Separate out the lines that hold "mencionado".

..............................

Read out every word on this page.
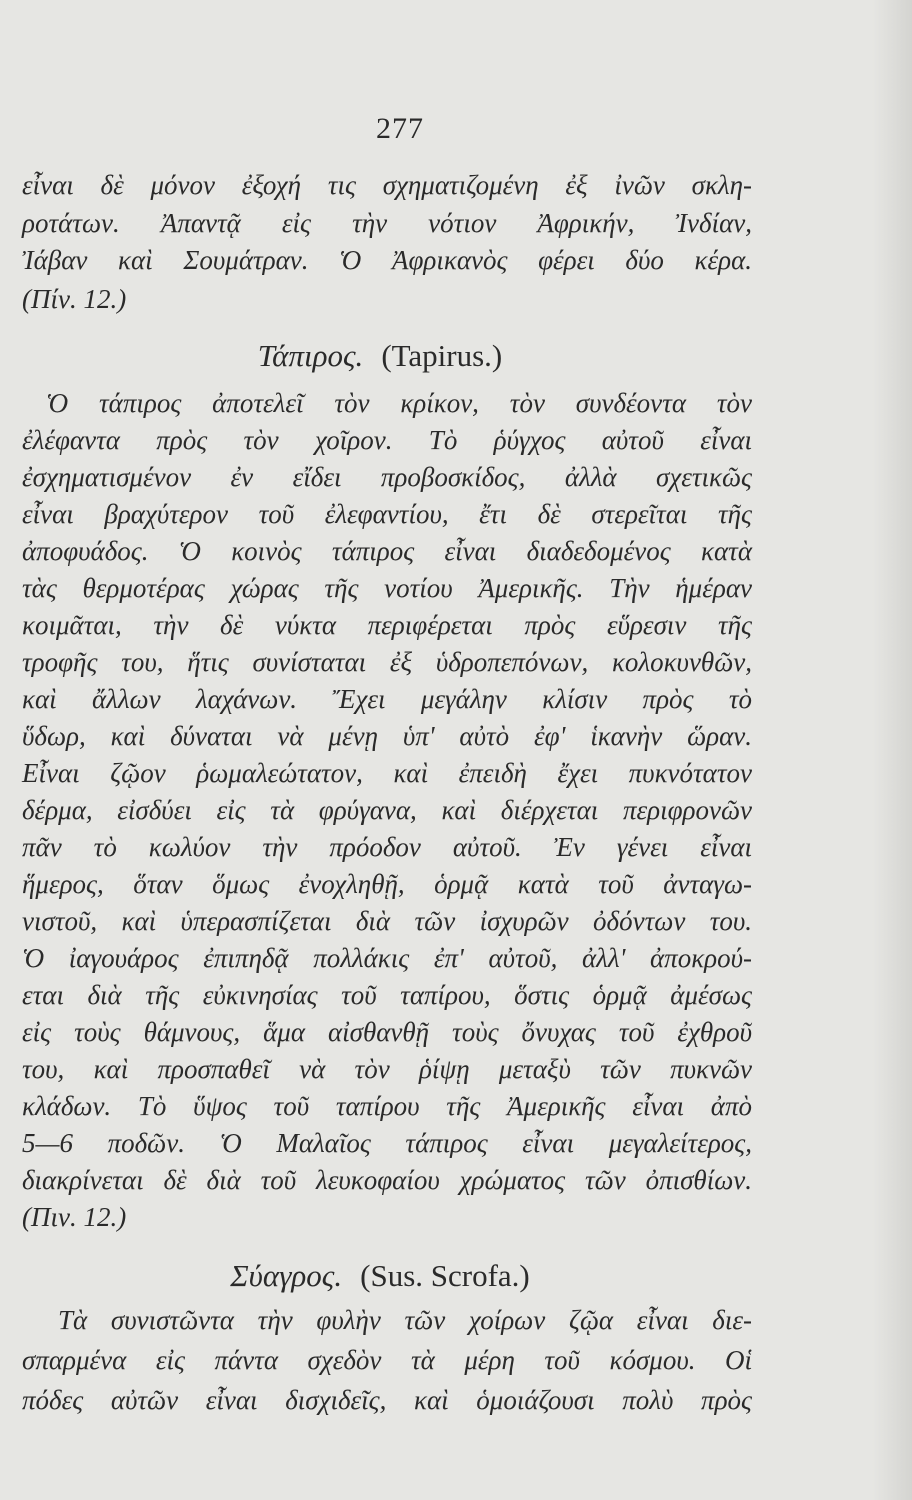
277
εἶναι δὲ μόνον ἐξοχή τις σχηματιζομένη ἐξ ἰνῶν σκλη-
ροτάτων. Ἀπαντᾷ εἰς τὴν νότιον Ἀφρικήν, Ἰνδίαν,
Ἰάβαν καὶ Σουμάτραν. Ὁ Ἀφρικανὸς φέρει δύο κέρα.
(Πίν. 12.)
Τάπιρος. (Tapirus.)
Ὁ τάπιρος ἀποτελεῖ τὸν κρίκον, τὸν συνδέοντα τὸν
ἐλέφαντα πρὸς τὸν χοῖρον. Τὸ ῥύγχος αὐτοῦ εἶναι
ἐσχηματισμένον ἐν εἴδει προβοσκίδος, ἀλλὰ σχετικῶς
εἶναι βραχύτερον τοῦ ἐλεφαντίου, ἔτι δὲ στερεῖται τῆς
ἀποφυάδος. Ὁ κοινὸς τάπιρος εἶναι διαδεδομένος κατὰ
τὰς θερμοτέρας χώρας τῆς νοτίου Ἀμερικῆς. Τὴν ἡμέραν
κοιμᾶται, τὴν δὲ νύκτα περιφέρεται πρὸς εὕρεσιν τῆς
τροφῆς του, ἥτις συνίσταται ἐξ ὑδροπεπόνων, κολοκυνθῶν,
καὶ ἄλλων λαχάνων. Ἔχει μεγάλην κλίσιν πρὸς τὸ
ὕδωρ, καὶ δύναται νὰ μένῃ ὑπ' αὐτὸ ἐφ' ἱκανὴν ὥραν.
Εἶναι ζῷον ῥωμαλεώτατον, καὶ ἐπειδὴ ἔχει πυκνότατον
δέρμα, εἰσδύει εἰς τὰ φρύγανα, καὶ διέρχεται περιφρονῶν
πᾶν τὸ κωλύον τὴν πρόοδον αὐτοῦ. Ἐν γένει εἶναι
ἥμερος, ὅταν ὅμως ἐνοχληθῇ, ὁρμᾷ κατὰ τοῦ ἀνταγω-
νιστοῦ, καὶ ὑπερασπίζεται διὰ τῶν ἰσχυρῶν ὀδόντων του.
Ὁ ἰαγουάρος ἐπιπηδᾷ πολλάκις ἐπ' αὐτοῦ, ἀλλ' ἀποκρού-
εται διὰ τῆς εὐκινησίας τοῦ ταπίρου, ὅστις ὁρμᾷ ἀμέσως
εἰς τοὺς θάμνους, ἅμα αἰσθανθῇ τοὺς ὄνυχας τοῦ ἐχθροῦ
του, καὶ προσπαθεῖ νὰ τὸν ῥίψῃ μεταξὺ τῶν πυκνῶν
κλάδων. Τὸ ὕψος τοῦ ταπίρου τῆς Ἀμερικῆς εἶναι ἀπὸ
5—6 ποδῶν. Ὁ Μαλαῖος τάπιρος εἶναι μεγαλείτερος,
διακρίνεται δὲ διὰ τοῦ λευκοφαίου χρώματος τῶν ὀπισθίων.
(Πιν. 12.)
Σύαγρος. (Sus. Scrofa.)
Τὰ συνιστῶντα τὴν φυλὴν τῶν χοίρων ζῷα εἶναι διε-
σπαρμένα εἰς πάντα σχεδὸν τὰ μέρη τοῦ κόσμου. Οἱ
πόδες αὐτῶν εἶναι δισχιδεῖς, καὶ ὁμοιάζουσι πολὺ πρὸς
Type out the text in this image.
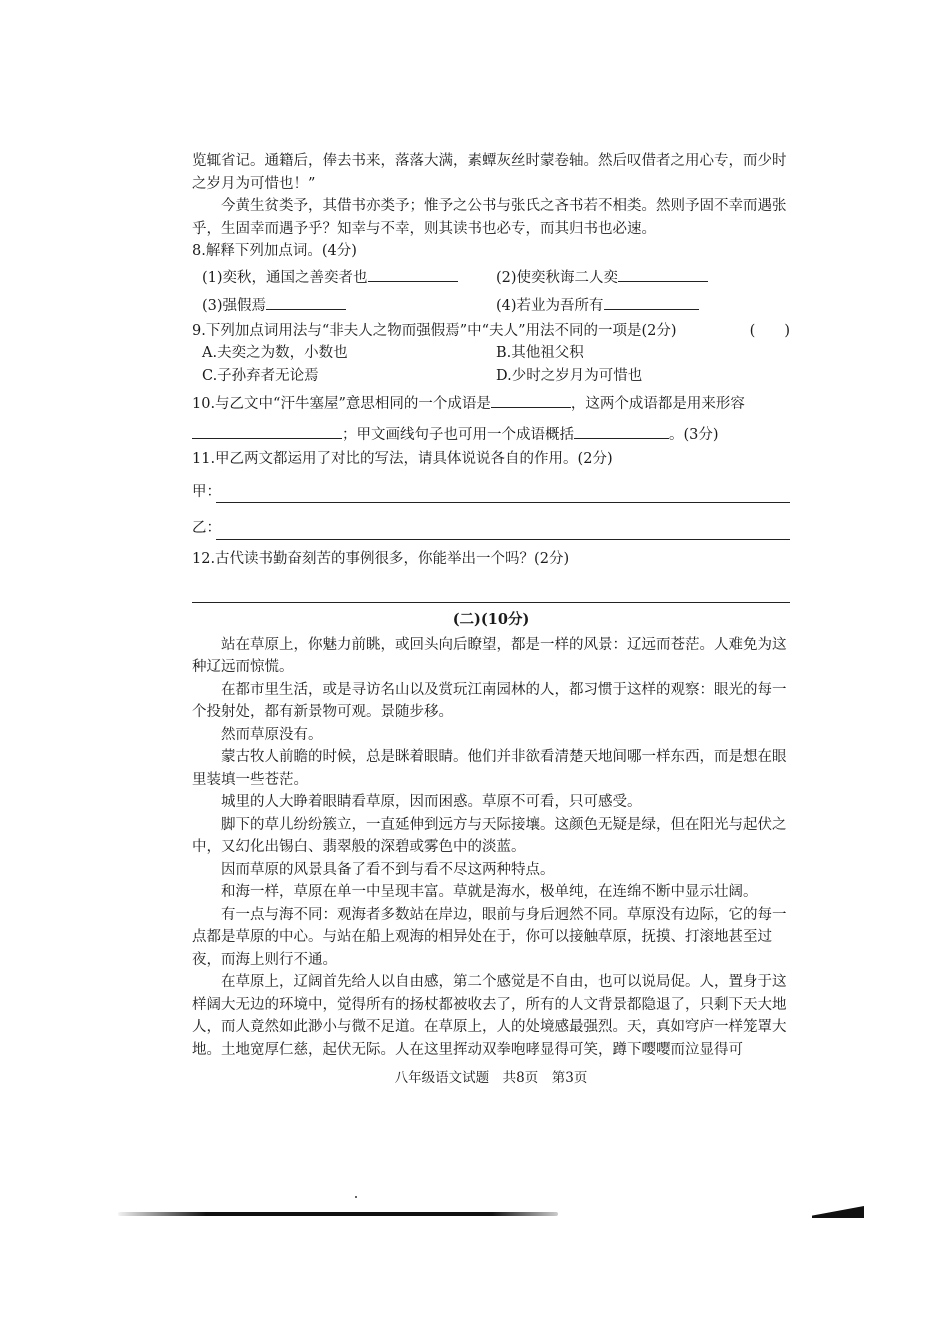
览辄省记。通籍后，俸去书来，落落大满，素蟫灰丝时蒙卷轴。然后叹借者之用心专，而少时之岁月为可惜也！”

今黄生贫类予，其借书亦类予；惟予之公书与张氏之吝书若不相类。然则予固不幸而遇张乎，生固幸而遇予乎？知幸与不幸，则其读书也必专，而其归书也必速。

8.解释下列加点词。(4分)

(1)奕秋，通国之善奕者也	(2)使奕秋诲二人奕
(3)强假焉	(4)若业为吾所有
9.下列加点词用法与“非夫人之物而强假焉”中“夫人”用法不同的一项是(2分)	(　　)
A.夫奕之为数，小数也	B.其他祖父积
C.子孙弃者无论焉	D.少时之岁月为可惜也

10.与乙文中“汗牛塞屋”意思相同的一个成语是	，这两个成语都是用来形容

；甲文画线句子也可用一个成语概括	。(3分)

11.甲乙两文都运用了对比的写法，请具体说说各自的作用。(2分)

甲：
乙：

12.古代读书勤奋刻苦的事例很多，你能举出一个吗？(2分)

(二)(10分)

站在草原上，你魅力前眺，或回头向后瞭望，都是一样的风景：辽远而苍茫。人难免为这种辽远而惊慌。

在都市里生活，或是寻访名山以及赏玩江南园林的人，都习惯于这样的观察：眼光的每一个投射处，都有新景物可观。景随步移。

然而草原没有。

蒙古牧人前瞻的时候，总是眯着眼睛。他们并非欲看清楚天地间哪一样东西，而是想在眼里装填一些苍茫。

城里的人大睁着眼睛看草原，因而困惑。草原不可看，只可感受。

脚下的草儿纷纷簇立，一直延伸到远方与天际接壤。这颜色无疑是绿，但在阳光与起伏之中，又幻化出锡白、翡翠般的深碧或雾色中的淡蓝。

因而草原的风景具备了看不到与看不尽这两种特点。

和海一样，草原在单一中呈现丰富。草就是海水，极单纯，在连绵不断中显示壮阔。

有一点与海不同：观海者多数站在岸边，眼前与身后迥然不同。草原没有边际，它的每一点都是草原的中心。与站在船上观海的相异处在于，你可以接触草原，抚摸、打滚地甚至过夜，而海上则行不通。

在草原上，辽阔首先给人以自由感，第二个感觉是不自由，也可以说局促。人，置身于这样阔大无边的环境中，觉得所有的扬杖都被收去了，所有的人文背景都隐退了，只剩下天大地人，而人竟然如此渺小与微不足道。在草原上，人的处境感最强烈。天，真如穹庐一样笼罩大地。土地宽厚仁慈，起伏无际。人在这里挥动双拳咆哮显得可笑，蹲下嘤嘤而泣显得可

八年级语文试题　共8页　第3页
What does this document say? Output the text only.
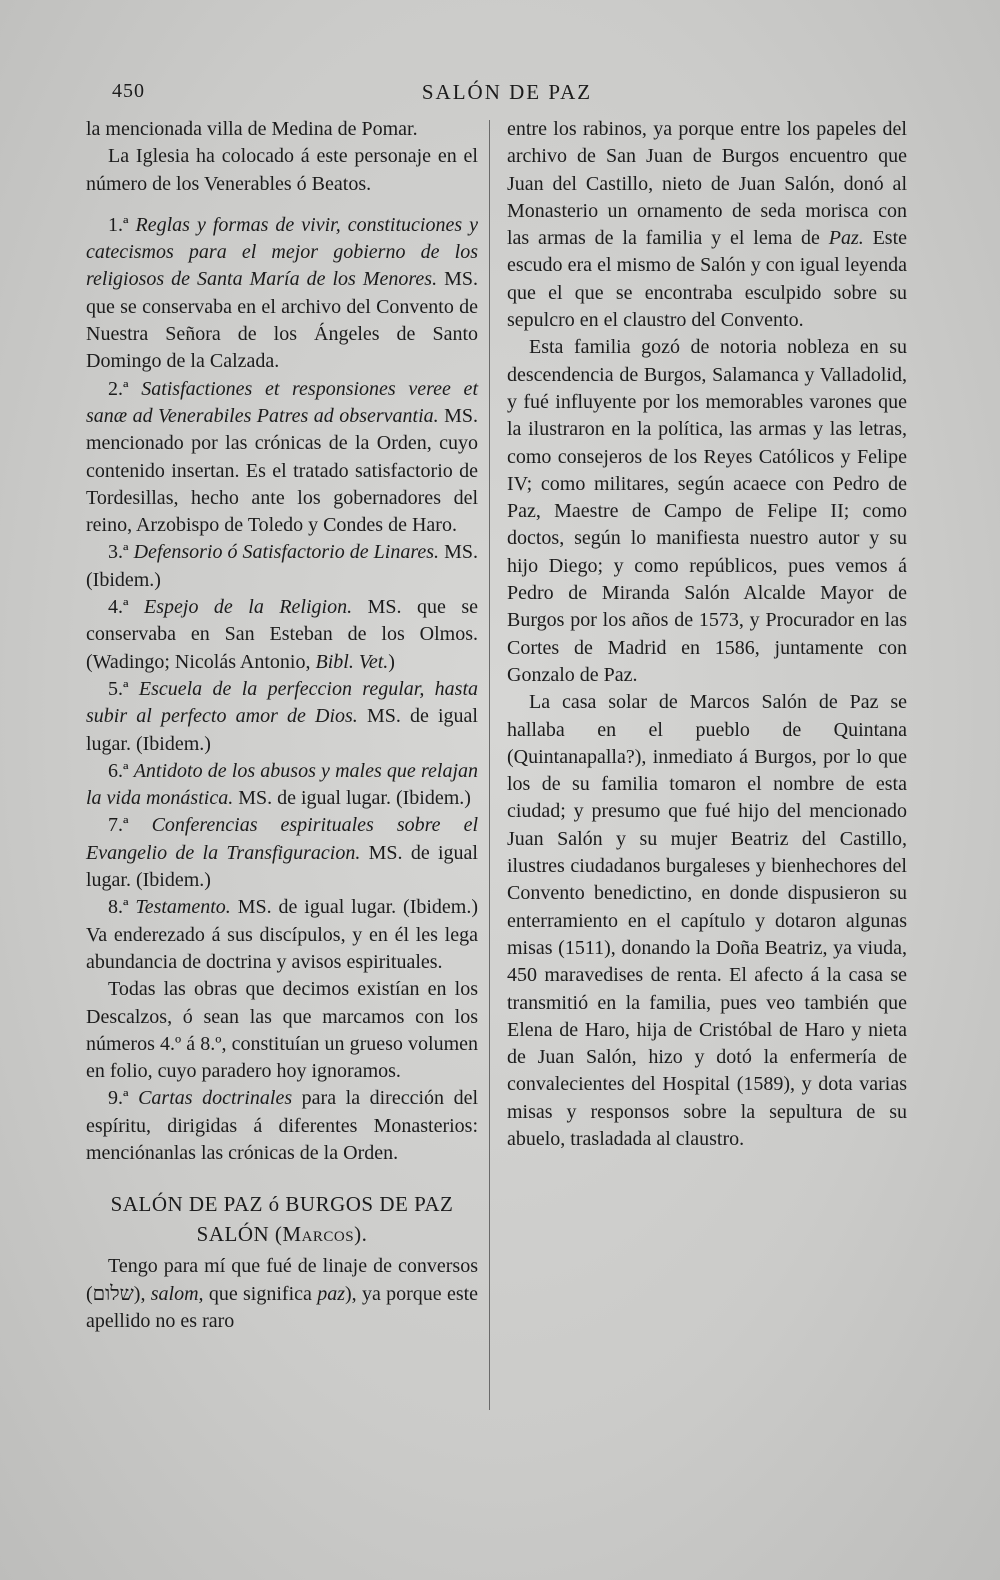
450	SALÓN DE PAZ

la mencionada villa de Medina de Pomar.

La Iglesia ha colocado á este personaje en el número de los Venerables ó Beatos.

1.ª Reglas y formas de vivir, constituciones y catecismos para el mejor gobierno de los religiosos de Santa María de los Menores. MS. que se conservaba en el archivo del Convento de Nuestra Señora de los Ángeles de Santo Domingo de la Calzada.

2.ª Satisfactiones et responsiones veree et sanæ ad Venerabiles Patres ad observantia. MS. mencionado por las crónicas de la Orden, cuyo contenido insertan. Es el tratado satisfactorio de Tordesillas, hecho ante los gobernadores del reino, Arzobispo de Toledo y Condes de Haro.

3.ª Defensorio ó Satisfactorio de Linares. MS. (Ibidem.)

4.ª Espejo de la Religion. MS. que se conservaba en San Esteban de los Olmos. (Wadingo; Nicolás Antonio, Bibl. Vet.)

5.ª Escuela de la perfeccion regular, hasta subir al perfecto amor de Dios. MS. de igual lugar. (Ibidem.)

6.ª Antidoto de los abusos y males que relajan la vida monástica. MS. de igual lugar. (Ibidem.)

7.ª Conferencias espirituales sobre el Evangelio de la Transfiguracion. MS. de igual lugar. (Ibidem.)

8.ª Testamento. MS. de igual lugar. (Ibidem.) Va enderezado á sus discípulos, y en él les lega abundancia de doctrina y avisos espirituales.

Todas las obras que decimos existían en los Descalzos, ó sean las que marcamos con los números 4.º á 8.º, constituían un grueso volumen en folio, cuyo paradero hoy ignoramos.

9.ª Cartas doctrinales para la dirección del espíritu, dirigidas á diferentes Monasterios: menciónanlas las crónicas de la Orden.

SALÓN DE PAZ ó BURGOS DE PAZ
SALÓN (Marcos).

Tengo para mí que fué de linaje de conversos (שלום), salom, que significa paz), ya porque este apellido no es raro

entre los rabinos, ya porque entre los papeles del archivo de San Juan de Burgos encuentro que Juan del Castillo, nieto de Juan Salón, donó al Monasterio un ornamento de seda morisca con las armas de la familia y el lema de Paz. Este escudo era el mismo de Salón y con igual leyenda que el que se encontraba esculpido sobre su sepulcro en el claustro del Convento.

Esta familia gozó de notoria nobleza en su descendencia de Burgos, Salamanca y Valladolid, y fué influyente por los memorables varones que la ilustraron en la política, las armas y las letras, como consejeros de los Reyes Católicos y Felipe IV; como militares, según acaece con Pedro de Paz, Maestre de Campo de Felipe II; como doctos, según lo manifiesta nuestro autor y su hijo Diego; y como repúblicos, pues vemos á Pedro de Miranda Salón Alcalde Mayor de Burgos por los años de 1573, y Procurador en las Cortes de Madrid en 1586, juntamente con Gonzalo de Paz.

La casa solar de Marcos Salón de Paz se hallaba en el pueblo de Quintana (Quintanapalla?), inmediato á Burgos, por lo que los de su familia tomaron el nombre de esta ciudad; y presumo que fué hijo del mencionado Juan Salón y su mujer Beatriz del Castillo, ilustres ciudadanos burgaleses y bienhechores del Convento benedictino, en donde dispusieron su enterramiento en el capítulo y dotaron algunas misas (1511), donando la Doña Beatriz, ya viuda, 450 maravedises de renta. El afecto á la casa se transmitió en la familia, pues veo también que Elena de Haro, hija de Cristóbal de Haro y nieta de Juan Salón, hizo y dotó la enfermería de convalecientes del Hospital (1589), y dota varias misas y responsos sobre la sepultura de su abuelo, trasladada al claustro.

..............................

▶ ANSWER:
2.ª Satisfactiones et responsiones veree et sanæ ad Venerabiles Patres ad observantia. MS. mencionado por las crónicas de la Orden, cuyo contenido insertan. Es el tratado satisfactorio de Tordesillas, hecho ante los gobernadores del reino, Arzobispo de Toledo y Condes de Haro.
La casa solar de Marcos Salón de Paz se hallaba en el pueblo de Quintana (Quintanapalla?), inmediato á Burgos, por lo que los de su familia tomaron el nombre de esta ciudad; y presumo que fué hijo del mencionado Juan Salón y su mujer Beatriz del Castillo, ilustres ciudadanos burgaleses y bienhechores del Convento benedictino, en donde dispusieron su enterramiento en el capítulo y dotaron algunas misas (1511), donando la Doña Beatriz, ya viuda, 450 maravedises de renta. El afecto á la casa se transmitió en la familia, pues veo también que Elena de Haro, hija de Cristóbal de Haro y nieta de Juan Salón, hizo y dotó la enfermería de convalecientes del Hospital (1589), y dota varias misas y responsos sobre la sepultura de su abuelo, trasladada al claustro.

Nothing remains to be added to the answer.